- _What needs to be done_
Render every line of the records below as a JSON list of strings, one string per line, skipping any blank lines.
═══ Listing
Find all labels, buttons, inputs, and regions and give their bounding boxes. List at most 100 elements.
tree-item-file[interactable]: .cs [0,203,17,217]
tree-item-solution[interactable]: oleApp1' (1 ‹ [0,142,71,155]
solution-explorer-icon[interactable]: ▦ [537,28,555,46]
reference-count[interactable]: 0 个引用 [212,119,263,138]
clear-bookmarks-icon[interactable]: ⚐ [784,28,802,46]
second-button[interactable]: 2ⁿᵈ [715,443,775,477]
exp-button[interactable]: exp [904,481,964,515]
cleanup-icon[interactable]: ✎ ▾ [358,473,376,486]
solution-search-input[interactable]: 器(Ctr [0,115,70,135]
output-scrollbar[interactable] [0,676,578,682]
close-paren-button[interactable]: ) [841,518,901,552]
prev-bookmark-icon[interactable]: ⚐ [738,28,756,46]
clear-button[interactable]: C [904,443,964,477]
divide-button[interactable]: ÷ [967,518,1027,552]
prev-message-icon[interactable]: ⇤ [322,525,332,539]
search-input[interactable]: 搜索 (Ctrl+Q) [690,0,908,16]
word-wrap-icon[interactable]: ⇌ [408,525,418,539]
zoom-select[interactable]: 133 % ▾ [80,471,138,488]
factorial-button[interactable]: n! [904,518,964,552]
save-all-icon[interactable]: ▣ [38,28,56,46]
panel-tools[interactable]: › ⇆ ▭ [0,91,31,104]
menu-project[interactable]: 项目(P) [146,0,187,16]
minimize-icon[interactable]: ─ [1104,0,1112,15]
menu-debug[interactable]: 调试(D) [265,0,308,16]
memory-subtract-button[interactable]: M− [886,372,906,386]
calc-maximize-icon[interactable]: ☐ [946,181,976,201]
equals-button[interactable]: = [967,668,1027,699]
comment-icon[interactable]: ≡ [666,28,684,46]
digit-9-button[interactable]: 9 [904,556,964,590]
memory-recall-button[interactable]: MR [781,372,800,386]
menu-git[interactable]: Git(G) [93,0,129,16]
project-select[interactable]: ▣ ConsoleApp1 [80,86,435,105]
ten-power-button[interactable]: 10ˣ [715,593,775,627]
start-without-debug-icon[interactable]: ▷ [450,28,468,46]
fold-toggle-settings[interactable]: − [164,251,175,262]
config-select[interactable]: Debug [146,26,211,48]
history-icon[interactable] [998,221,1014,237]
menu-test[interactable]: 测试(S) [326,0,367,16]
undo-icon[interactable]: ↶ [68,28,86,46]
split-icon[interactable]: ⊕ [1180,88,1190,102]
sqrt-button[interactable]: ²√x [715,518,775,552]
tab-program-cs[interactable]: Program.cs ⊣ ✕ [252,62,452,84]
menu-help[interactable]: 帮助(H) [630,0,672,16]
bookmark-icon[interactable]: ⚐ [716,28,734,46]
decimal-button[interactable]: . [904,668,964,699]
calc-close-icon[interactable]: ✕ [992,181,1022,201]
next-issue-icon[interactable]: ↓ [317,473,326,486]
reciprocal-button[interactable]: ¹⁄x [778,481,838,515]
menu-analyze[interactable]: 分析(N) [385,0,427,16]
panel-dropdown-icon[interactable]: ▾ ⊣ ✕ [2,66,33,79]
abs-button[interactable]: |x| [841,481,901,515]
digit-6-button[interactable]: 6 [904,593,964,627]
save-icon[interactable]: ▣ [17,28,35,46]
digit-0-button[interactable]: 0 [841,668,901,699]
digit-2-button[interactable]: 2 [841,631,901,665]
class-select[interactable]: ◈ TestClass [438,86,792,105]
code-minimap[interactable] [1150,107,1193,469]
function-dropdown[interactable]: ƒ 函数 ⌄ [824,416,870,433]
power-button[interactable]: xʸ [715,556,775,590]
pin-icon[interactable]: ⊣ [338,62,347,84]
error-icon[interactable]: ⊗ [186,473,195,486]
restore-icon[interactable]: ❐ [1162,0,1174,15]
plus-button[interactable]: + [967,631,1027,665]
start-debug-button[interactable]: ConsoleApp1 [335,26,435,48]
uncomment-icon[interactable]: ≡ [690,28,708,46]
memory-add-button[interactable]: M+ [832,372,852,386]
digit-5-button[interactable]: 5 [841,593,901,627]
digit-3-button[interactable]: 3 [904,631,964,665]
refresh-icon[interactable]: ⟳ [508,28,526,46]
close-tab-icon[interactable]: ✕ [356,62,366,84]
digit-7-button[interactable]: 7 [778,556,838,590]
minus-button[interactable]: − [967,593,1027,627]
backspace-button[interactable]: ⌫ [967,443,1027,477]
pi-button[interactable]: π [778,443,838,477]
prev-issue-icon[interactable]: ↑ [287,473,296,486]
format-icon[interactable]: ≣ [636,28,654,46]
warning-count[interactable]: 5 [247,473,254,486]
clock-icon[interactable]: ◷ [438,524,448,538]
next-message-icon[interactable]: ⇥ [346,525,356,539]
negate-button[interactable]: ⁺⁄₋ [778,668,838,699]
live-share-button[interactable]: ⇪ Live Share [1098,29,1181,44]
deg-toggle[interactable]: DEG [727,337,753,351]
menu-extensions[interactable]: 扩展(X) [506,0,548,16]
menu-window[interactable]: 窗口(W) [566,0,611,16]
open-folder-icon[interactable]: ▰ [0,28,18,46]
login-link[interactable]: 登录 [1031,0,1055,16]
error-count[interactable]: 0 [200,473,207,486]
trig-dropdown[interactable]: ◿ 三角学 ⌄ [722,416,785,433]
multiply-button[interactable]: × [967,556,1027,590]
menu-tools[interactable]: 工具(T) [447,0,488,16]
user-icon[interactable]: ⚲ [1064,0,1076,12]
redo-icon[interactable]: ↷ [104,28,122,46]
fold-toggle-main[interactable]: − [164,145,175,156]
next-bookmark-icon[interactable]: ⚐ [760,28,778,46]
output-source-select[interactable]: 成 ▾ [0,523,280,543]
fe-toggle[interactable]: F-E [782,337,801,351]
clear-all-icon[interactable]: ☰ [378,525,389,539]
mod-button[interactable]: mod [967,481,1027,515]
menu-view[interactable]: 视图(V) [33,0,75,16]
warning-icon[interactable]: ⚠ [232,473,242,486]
══════
- _Output for this exercise_
[
  "Find all labels, buttons, inputs, and regions and give their bounding boxes. List at most 100 elements.",
  "tree-item-file[interactable]: .cs [0,203,17,217]",
  "tree-item-solution[interactable]: oleApp1' (1 ‹ [0,142,71,155]",
  "solution-explorer-icon[interactable]: ▦ [537,28,555,46]",
  "reference-count[interactable]: 0 个引用 [212,119,263,138]",
  "clear-bookmarks-icon[interactable]: ⚐ [784,28,802,46]",
  "second-button[interactable]: 2ⁿᵈ [715,443,775,477]",
  "exp-button[interactable]: exp [904,481,964,515]",
  "cleanup-icon[interactable]: ✎ ▾ [358,473,376,486]",
  "solution-search-input[interactable]: 器(Ctr [0,115,70,135]",
  "output-scrollbar[interactable] [0,676,578,682]",
  "close-paren-button[interactable]: ) [841,518,901,552]",
  "prev-bookmark-icon[interactable]: ⚐ [738,28,756,46]",
  "clear-button[interactable]: C [904,443,964,477]",
  "divide-button[interactable]: ÷ [967,518,1027,552]",
  "prev-message-icon[interactable]: ⇤ [322,525,332,539]",
  "search-input[interactable]: 搜索 (Ctrl+Q) [690,0,908,16]",
  "word-wrap-icon[interactable]: ⇌ [408,525,418,539]",
  "zoom-select[interactable]: 133 % ▾ [80,471,138,488]",
  "factorial-button[interactable]: n! [904,518,964,552]",
  "save-all-icon[interactable]: ▣ [38,28,56,46]",
  "panel-tools[interactable]: › ⇆ ▭ [0,91,31,104]",
  "menu-project[interactable]: 项目(P) [146,0,187,16]",
  "minimize-icon[interactable]: ─ [1104,0,1112,15]",
  "menu-debug[interactable]: 调试(D) [265,0,308,16]",
  "memory-subtract-button[interactable]: M− [886,372,906,386]",
  "calc-maximize-icon[interactable]: ☐ [946,181,976,201]",
  "equals-button[interactable]: = [967,668,1027,699]",
  "comment-icon[interactable]: ≡ [666,28,684,46]",
  "digit-9-button[interactable]: 9 [904,556,964,590]",
  "memory-recall-button[interactable]: MR [781,372,800,386]",
  "menu-git[interactable]: Git(G) [93,0,129,16]",
  "project-select[interactable]: ▣ ConsoleApp1 [80,86,435,105]",
  "ten-power-button[interactable]: 10ˣ [715,593,775,627]",
  "start-without-debug-icon[interactable]: ▷ [450,28,468,46]",
  "fold-toggle-settings[interactable]: − [164,251,175,262]",
  "config-select[interactable]: Debug [146,26,211,48]",
  "history-icon[interactable] [998,221,1014,237]",
  "menu-test[interactable]: 测试(S) [326,0,367,16]",
  "undo-icon[interactable]: ↶ [68,28,86,46]",
  "split-icon[interactable]: ⊕ [1180,88,1190,102]",
  "sqrt-button[interactable]: ²√x [715,518,775,552]",
  "tab-program-cs[interactable]: Program.cs ⊣ ✕ [252,62,452,84]",
  "menu-help[interactable]: 帮助(H) [630,0,672,16]",
  "bookmark-icon[interactable]: ⚐ [716,28,734,46]",
  "decimal-button[interactable]: . [904,668,964,699]",
  "calc-close-icon[interactable]: ✕ [992,181,1022,201]",
  "next-issue-icon[interactable]: ↓ [317,473,326,486]",
  "reciprocal-button[interactable]: ¹⁄x [778,481,838,515]",
  "menu-analyze[interactable]: 分析(N) [385,0,427,16]",
  "panel-dropdown-icon[interactable]: ▾ ⊣ ✕ [2,66,33,79]",
  "abs-button[interactable]: |x| [841,481,901,515]",
  "digit-6-button[interactable]: 6 [904,593,964,627]",
  "save-icon[interactable]: ▣ [17,28,35,46]",
  "digit-0-button[interactable]: 0 [841,668,901,699]",
  "digit-2-button[interactable]: 2 [841,631,901,665]",
  "class-select[interactable]: ◈ TestClass [438,86,792,105]",
  "code-minimap[interactable] [1150,107,1193,469]",
  "function-dropdown[interactable]: ƒ 函数 ⌄ [824,416,870,433]",
  "power-button[interactable]: xʸ [715,556,775,590]",
  "pin-icon[interactable]: ⊣ [338,62,347,84]",
  "error-icon[interactable]: ⊗ [186,473,195,486]",
  "restore-icon[interactable]: ❐ [1162,0,1174,15]",
  "plus-button[interactable]: + [967,631,1027,665]",
  "start-debug-button[interactable]: ConsoleApp1 [335,26,435,48]",
  "uncomment-icon[interactable]: ≡ [690,28,708,46]",
  "memory-add-button[interactable]: M+ [832,372,852,386]",
  "digit-5-button[interactable]: 5 [841,593,901,627]",
  "digit-3-button[interactable]: 3 [904,631,964,665]",
  "refresh-icon[interactable]: ⟳ [508,28,526,46]",
  "close-tab-icon[interactable]: ✕ [356,62,366,84]",
  "digit-7-button[interactable]: 7 [778,556,838,590]",
  "minus-button[interactable]: − [967,593,1027,627]",
  "backspace-button[interactable]: ⌫ [967,443,1027,477]",
  "pi-button[interactable]: π [778,443,838,477]",
  "prev-issue-icon[interactable]: ↑ [287,473,296,486]",
  "format-icon[interactable]: ≣ [636,28,654,46]",
  "warning-count[interactable]: 5 [247,473,254,486]",
  "clock-icon[interactable]: ◷ [438,524,448,538]",
  "next-message-icon[interactable]: ⇥ [346,525,356,539]",
  "negate-button[interactable]: ⁺⁄₋ [778,668,838,699]",
  "live-share-button[interactable]: ⇪ Live Share [1098,29,1181,44]",
  "deg-toggle[interactable]: DEG [727,337,753,351]",
  "menu-extensions[interactable]: 扩展(X) [506,0,548,16]",
  "menu-window[interactable]: 窗口(W) [566,0,611,16]",
  "open-folder-icon[interactable]: ▰ [0,28,18,46]",
  "login-link[interactable]: 登录 [1031,0,1055,16]",
  "error-count[interactable]: 0 [200,473,207,486]",
  "trig-dropdown[interactable]: ◿ 三角学 ⌄ [722,416,785,433]",
  "multiply-button[interactable]: × [967,556,1027,590]",
  "menu-tools[interactable]: 工具(T) [447,0,488,16]",
  "user-icon[interactable]: ⚲ [1064,0,1076,12]",
  "redo-icon[interactable]: ↷ [104,28,122,46]",
  "fold-toggle-main[interactable]: − [164,145,175,156]",
  "next-bookmark-icon[interactable]: ⚐ [760,28,778,46]",
  "output-source-select[interactable]: 成 ▾ [0,523,280,543]",
  "fe-toggle[interactable]: F-E [782,337,801,351]",
  "clear-all-icon[interactable]: ☰ [378,525,389,539]",
  "mod-button[interactable]: mod [967,481,1027,515]",
  "menu-view[interactable]: 视图(V) [33,0,75,16]",
  "warning-icon[interactable]: ⚠ [232,473,242,486]"
]